* START Input material *

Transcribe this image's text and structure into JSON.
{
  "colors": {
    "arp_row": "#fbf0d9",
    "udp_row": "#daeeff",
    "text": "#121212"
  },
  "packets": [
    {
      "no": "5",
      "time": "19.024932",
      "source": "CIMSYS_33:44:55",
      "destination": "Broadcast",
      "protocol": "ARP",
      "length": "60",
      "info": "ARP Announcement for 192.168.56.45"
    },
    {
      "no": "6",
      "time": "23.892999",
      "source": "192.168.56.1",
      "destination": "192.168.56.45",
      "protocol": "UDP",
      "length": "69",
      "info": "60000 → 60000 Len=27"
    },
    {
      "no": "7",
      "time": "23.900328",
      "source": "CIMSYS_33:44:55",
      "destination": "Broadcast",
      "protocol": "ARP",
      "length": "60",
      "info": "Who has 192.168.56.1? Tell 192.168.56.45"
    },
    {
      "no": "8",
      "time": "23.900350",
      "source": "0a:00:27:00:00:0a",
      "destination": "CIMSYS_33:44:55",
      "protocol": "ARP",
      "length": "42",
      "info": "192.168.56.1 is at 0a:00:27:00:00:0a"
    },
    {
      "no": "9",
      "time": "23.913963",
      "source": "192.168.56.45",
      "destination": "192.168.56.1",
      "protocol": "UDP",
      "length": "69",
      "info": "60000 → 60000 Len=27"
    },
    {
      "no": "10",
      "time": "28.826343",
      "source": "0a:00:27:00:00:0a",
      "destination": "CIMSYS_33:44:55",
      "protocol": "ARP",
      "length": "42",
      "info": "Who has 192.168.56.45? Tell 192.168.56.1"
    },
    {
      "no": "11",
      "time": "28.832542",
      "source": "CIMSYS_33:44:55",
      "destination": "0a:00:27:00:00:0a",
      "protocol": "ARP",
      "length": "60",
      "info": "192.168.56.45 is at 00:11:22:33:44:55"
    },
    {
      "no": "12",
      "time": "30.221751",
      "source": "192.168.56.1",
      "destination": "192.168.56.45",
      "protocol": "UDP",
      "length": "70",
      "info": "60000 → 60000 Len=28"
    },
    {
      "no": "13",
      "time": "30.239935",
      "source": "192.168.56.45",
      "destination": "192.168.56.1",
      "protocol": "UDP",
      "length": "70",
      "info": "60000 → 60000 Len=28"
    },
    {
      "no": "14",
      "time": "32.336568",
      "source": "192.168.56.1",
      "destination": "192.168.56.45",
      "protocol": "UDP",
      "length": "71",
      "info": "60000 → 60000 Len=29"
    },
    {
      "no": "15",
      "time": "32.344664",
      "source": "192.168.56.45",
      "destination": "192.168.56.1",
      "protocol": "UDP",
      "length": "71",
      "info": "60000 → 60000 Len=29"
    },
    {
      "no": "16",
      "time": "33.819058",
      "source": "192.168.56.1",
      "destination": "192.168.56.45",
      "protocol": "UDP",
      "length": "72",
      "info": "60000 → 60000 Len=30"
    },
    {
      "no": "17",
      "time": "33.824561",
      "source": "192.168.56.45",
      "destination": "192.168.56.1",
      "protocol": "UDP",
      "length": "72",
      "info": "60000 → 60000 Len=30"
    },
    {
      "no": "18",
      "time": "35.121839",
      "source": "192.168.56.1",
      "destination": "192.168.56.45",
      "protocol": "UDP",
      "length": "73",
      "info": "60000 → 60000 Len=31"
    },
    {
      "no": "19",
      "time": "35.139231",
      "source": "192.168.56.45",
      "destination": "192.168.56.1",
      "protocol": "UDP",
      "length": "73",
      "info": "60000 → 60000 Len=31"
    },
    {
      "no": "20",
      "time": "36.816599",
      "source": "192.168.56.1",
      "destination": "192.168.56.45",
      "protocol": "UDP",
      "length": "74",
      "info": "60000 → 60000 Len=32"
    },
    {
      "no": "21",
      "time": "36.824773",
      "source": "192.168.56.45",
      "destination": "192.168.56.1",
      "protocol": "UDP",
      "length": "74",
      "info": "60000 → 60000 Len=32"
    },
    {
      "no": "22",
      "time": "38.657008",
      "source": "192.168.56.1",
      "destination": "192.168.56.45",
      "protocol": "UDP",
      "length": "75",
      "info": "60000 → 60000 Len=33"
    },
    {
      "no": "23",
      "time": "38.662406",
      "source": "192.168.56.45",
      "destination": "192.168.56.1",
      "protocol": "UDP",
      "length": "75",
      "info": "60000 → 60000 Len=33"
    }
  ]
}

* END Input material *

__Task statement__:
Write out all the entries exactly.

__Complete response__:
Transcribe this image's text and structure into JSON.
{
  "colors": {
    "arp_row": "#fbf0d9",
    "udp_row": "#daeeff",
    "text": "#121212"
  },
  "packets": [
    {
      "no": "5",
      "time": "19.024932",
      "source": "CIMSYS_33:44:55",
      "destination": "Broadcast",
      "protocol": "ARP",
      "length": "60",
      "info": "ARP Announcement for 192.168.56.45"
    },
    {
      "no": "6",
      "time": "23.892999",
      "source": "192.168.56.1",
      "destination": "192.168.56.45",
      "protocol": "UDP",
      "length": "69",
      "info": "60000 → 60000 Len=27"
    },
    {
      "no": "7",
      "time": "23.900328",
      "source": "CIMSYS_33:44:55",
      "destination": "Broadcast",
      "protocol": "ARP",
      "length": "60",
      "info": "Who has 192.168.56.1? Tell 192.168.56.45"
    },
    {
      "no": "8",
      "time": "23.900350",
      "source": "0a:00:27:00:00:0a",
      "destination": "CIMSYS_33:44:55",
      "protocol": "ARP",
      "length": "42",
      "info": "192.168.56.1 is at 0a:00:27:00:00:0a"
    },
    {
      "no": "9",
      "time": "23.913963",
      "source": "192.168.56.45",
      "destination": "192.168.56.1",
      "protocol": "UDP",
      "length": "69",
      "info": "60000 → 60000 Len=27"
    },
    {
      "no": "10",
      "time": "28.826343",
      "source": "0a:00:27:00:00:0a",
      "destination": "CIMSYS_33:44:55",
      "protocol": "ARP",
      "length": "42",
      "info": "Who has 192.168.56.45? Tell 192.168.56.1"
    },
    {
      "no": "11",
      "time": "28.832542",
      "source": "CIMSYS_33:44:55",
      "destination": "0a:00:27:00:00:0a",
      "protocol": "ARP",
      "length": "60",
      "info": "192.168.56.45 is at 00:11:22:33:44:55"
    },
    {
      "no": "12",
      "time": "30.221751",
      "source": "192.168.56.1",
      "destination": "192.168.56.45",
      "protocol": "UDP",
      "length": "70",
      "info": "60000 → 60000 Len=28"
    },
    {
      "no": "13",
      "time": "30.239935",
      "source": "192.168.56.45",
      "destination": "192.168.56.1",
      "protocol": "UDP",
      "length": "70",
      "info": "60000 → 60000 Len=28"
    },
    {
      "no": "14",
      "time": "32.336568",
      "source": "192.168.56.1",
      "destination": "192.168.56.45",
      "protocol": "UDP",
      "length": "71",
      "info": "60000 → 60000 Len=29"
    },
    {
      "no": "15",
      "time": "32.344664",
      "source": "192.168.56.45",
      "destination": "192.168.56.1",
      "protocol": "UDP",
      "length": "71",
      "info": "60000 → 60000 Len=29"
    },
    {
      "no": "16",
      "time": "33.819058",
      "source": "192.168.56.1",
      "destination": "192.168.56.45",
      "protocol": "UDP",
      "length": "72",
      "info": "60000 → 60000 Len=30"
    },
    {
      "no": "17",
      "time": "33.824561",
      "source": "192.168.56.45",
      "destination": "192.168.56.1",
      "protocol": "UDP",
      "length": "72",
      "info": "60000 → 60000 Len=30"
    },
    {
      "no": "18",
      "time": "35.121839",
      "source": "192.168.56.1",
      "destination": "192.168.56.45",
      "protocol": "UDP",
      "length": "73",
      "info": "60000 → 60000 Len=31"
    },
    {
      "no": "19",
      "time": "35.139231",
      "source": "192.168.56.45",
      "destination": "192.168.56.1",
      "protocol": "UDP",
      "length": "73",
      "info": "60000 → 60000 Len=31"
    },
    {
      "no": "20",
      "time": "36.816599",
      "source": "192.168.56.1",
      "destination": "192.168.56.45",
      "protocol": "UDP",
      "length": "74",
      "info": "60000 → 60000 Len=32"
    },
    {
      "no": "21",
      "time": "36.824773",
      "source": "192.168.56.45",
      "destination": "192.168.56.1",
      "protocol": "UDP",
      "length": "74",
      "info": "60000 → 60000 Len=32"
    },
    {
      "no": "22",
      "time": "38.657008",
      "source": "192.168.56.1",
      "destination": "192.168.56.45",
      "protocol": "UDP",
      "length": "75",
      "info": "60000 → 60000 Len=33"
    },
    {
      "no": "23",
      "time": "38.662406",
      "source": "192.168.56.45",
      "destination": "192.168.56.1",
      "protocol": "UDP",
      "length": "75",
      "info": "60000 → 60000 Len=33"
    }
  ]
}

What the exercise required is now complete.